• The request: Write every entry out again exactly, please, and skip the pictures.

• Data for the task:
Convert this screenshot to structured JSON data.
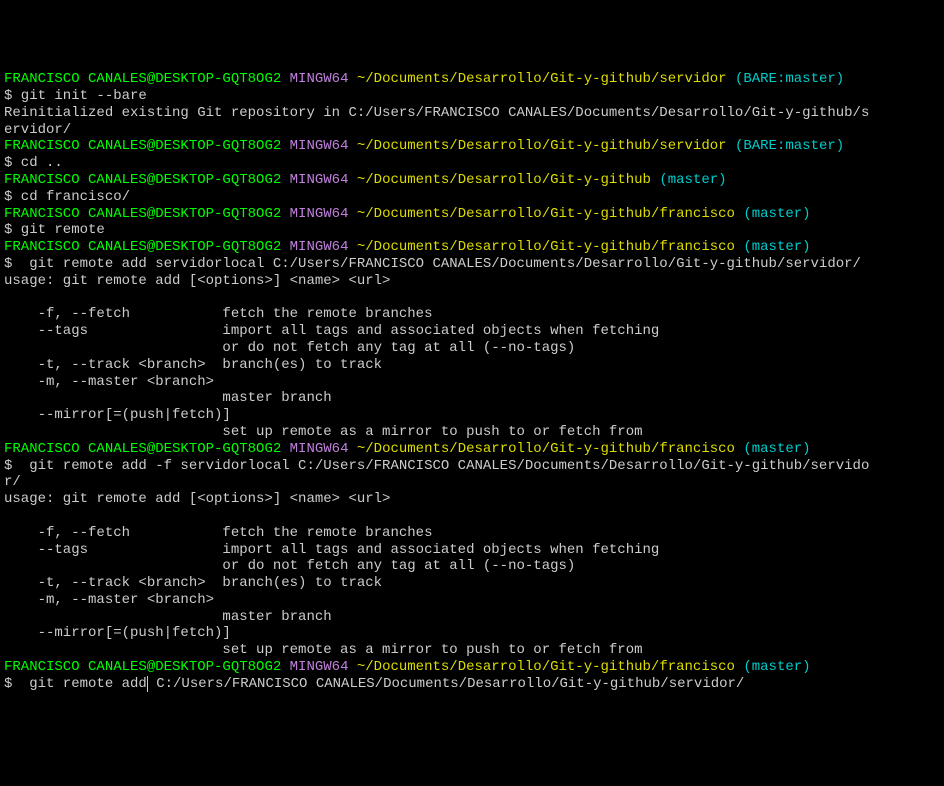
{
  "blocks": [
    {
      "user_host": "FRANCISCO CANALES@DESKTOP-GQT8OG2",
      "mingw": "MINGW64",
      "path": "~/Documents/Desarrollo/Git-y-github/servidor",
      "branch": "(BARE:master)",
      "command": "$ git init --bare",
      "output": "Reinitialized existing Git repository in C:/Users/FRANCISCO CANALES/Documents/Desarrollo/Git-y-github/s\nervidor/"
    },
    {
      "user_host": "FRANCISCO CANALES@DESKTOP-GQT8OG2",
      "mingw": "MINGW64",
      "path": "~/Documents/Desarrollo/Git-y-github/servidor",
      "branch": "(BARE:master)",
      "command": "$ cd ..",
      "output": ""
    },
    {
      "user_host": "FRANCISCO CANALES@DESKTOP-GQT8OG2",
      "mingw": "MINGW64",
      "path": "~/Documents/Desarrollo/Git-y-github",
      "branch": "(master)",
      "command": "$ cd francisco/",
      "output": ""
    },
    {
      "user_host": "FRANCISCO CANALES@DESKTOP-GQT8OG2",
      "mingw": "MINGW64",
      "path": "~/Documents/Desarrollo/Git-y-github/francisco",
      "branch": "(master)",
      "command": "$ git remote",
      "output": ""
    },
    {
      "user_host": "FRANCISCO CANALES@DESKTOP-GQT8OG2",
      "mingw": "MINGW64",
      "path": "~/Documents/Desarrollo/Git-y-github/francisco",
      "branch": "(master)",
      "command": "$  git remote add servidorlocal C:/Users/FRANCISCO CANALES/Documents/Desarrollo/Git-y-github/servidor/",
      "output": "usage: git remote add [<options>] <name> <url>\n\n    -f, --fetch           fetch the remote branches\n    --tags                import all tags and associated objects when fetching\n                          or do not fetch any tag at all (--no-tags)\n    -t, --track <branch>  branch(es) to track\n    -m, --master <branch>\n                          master branch\n    --mirror[=(push|fetch)]\n                          set up remote as a mirror to push to or fetch from\n"
    },
    {
      "user_host": "FRANCISCO CANALES@DESKTOP-GQT8OG2",
      "mingw": "MINGW64",
      "path": "~/Documents/Desarrollo/Git-y-github/francisco",
      "branch": "(master)",
      "command": "$  git remote add -f servidorlocal C:/Users/FRANCISCO CANALES/Documents/Desarrollo/Git-y-github/servido\nr/",
      "output": "usage: git remote add [<options>] <name> <url>\n\n    -f, --fetch           fetch the remote branches\n    --tags                import all tags and associated objects when fetching\n                          or do not fetch any tag at all (--no-tags)\n    -t, --track <branch>  branch(es) to track\n    -m, --master <branch>\n                          master branch\n    --mirror[=(push|fetch)]\n                          set up remote as a mirror to push to or fetch from\n"
    }
  ],
  "current": {
    "user_host": "FRANCISCO CANALES@DESKTOP-GQT8OG2",
    "mingw": "MINGW64",
    "path": "~/Documents/Desarrollo/Git-y-github/francisco",
    "branch": "(master)",
    "command_before_cursor": "$  git remote add",
    "command_after_cursor": " C:/Users/FRANCISCO CANALES/Documents/Desarrollo/Git-y-github/servidor/"
  }
}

• Task response:
Convert this screenshot to structured JSON data.
{
  "blocks": [
    {
      "user_host": "FRANCISCO CANALES@DESKTOP-GQT8OG2",
      "mingw": "MINGW64",
      "path": "~/Documents/Desarrollo/Git-y-github/servidor",
      "branch": "(BARE:master)",
      "command": "$ git init --bare",
      "output": "Reinitialized existing Git repository in C:/Users/FRANCISCO CANALES/Documents/Desarrollo/Git-y-github/s\nervidor/"
    },
    {
      "user_host": "FRANCISCO CANALES@DESKTOP-GQT8OG2",
      "mingw": "MINGW64",
      "path": "~/Documents/Desarrollo/Git-y-github/servidor",
      "branch": "(BARE:master)",
      "command": "$ cd ..",
      "output": ""
    },
    {
      "user_host": "FRANCISCO CANALES@DESKTOP-GQT8OG2",
      "mingw": "MINGW64",
      "path": "~/Documents/Desarrollo/Git-y-github",
      "branch": "(master)",
      "command": "$ cd francisco/",
      "output": ""
    },
    {
      "user_host": "FRANCISCO CANALES@DESKTOP-GQT8OG2",
      "mingw": "MINGW64",
      "path": "~/Documents/Desarrollo/Git-y-github/francisco",
      "branch": "(master)",
      "command": "$ git remote",
      "output": ""
    },
    {
      "user_host": "FRANCISCO CANALES@DESKTOP-GQT8OG2",
      "mingw": "MINGW64",
      "path": "~/Documents/Desarrollo/Git-y-github/francisco",
      "branch": "(master)",
      "command": "$  git remote add servidorlocal C:/Users/FRANCISCO CANALES/Documents/Desarrollo/Git-y-github/servidor/",
      "output": "usage: git remote add [<options>] <name> <url>\n\n    -f, --fetch           fetch the remote branches\n    --tags                import all tags and associated objects when fetching\n                          or do not fetch any tag at all (--no-tags)\n    -t, --track <branch>  branch(es) to track\n    -m, --master <branch>\n                          master branch\n    --mirror[=(push|fetch)]\n                          set up remote as a mirror to push to or fetch from\n"
    },
    {
      "user_host": "FRANCISCO CANALES@DESKTOP-GQT8OG2",
      "mingw": "MINGW64",
      "path": "~/Documents/Desarrollo/Git-y-github/francisco",
      "branch": "(master)",
      "command": "$  git remote add -f servidorlocal C:/Users/FRANCISCO CANALES/Documents/Desarrollo/Git-y-github/servido\nr/",
      "output": "usage: git remote add [<options>] <name> <url>\n\n    -f, --fetch           fetch the remote branches\n    --tags                import all tags and associated objects when fetching\n                          or do not fetch any tag at all (--no-tags)\n    -t, --track <branch>  branch(es) to track\n    -m, --master <branch>\n                          master branch\n    --mirror[=(push|fetch)]\n                          set up remote as a mirror to push to or fetch from\n"
    }
  ],
  "current": {
    "user_host": "FRANCISCO CANALES@DESKTOP-GQT8OG2",
    "mingw": "MINGW64",
    "path": "~/Documents/Desarrollo/Git-y-github/francisco",
    "branch": "(master)",
    "command_before_cursor": "$  git remote add",
    "command_after_cursor": " C:/Users/FRANCISCO CANALES/Documents/Desarrollo/Git-y-github/servidor/"
  }
}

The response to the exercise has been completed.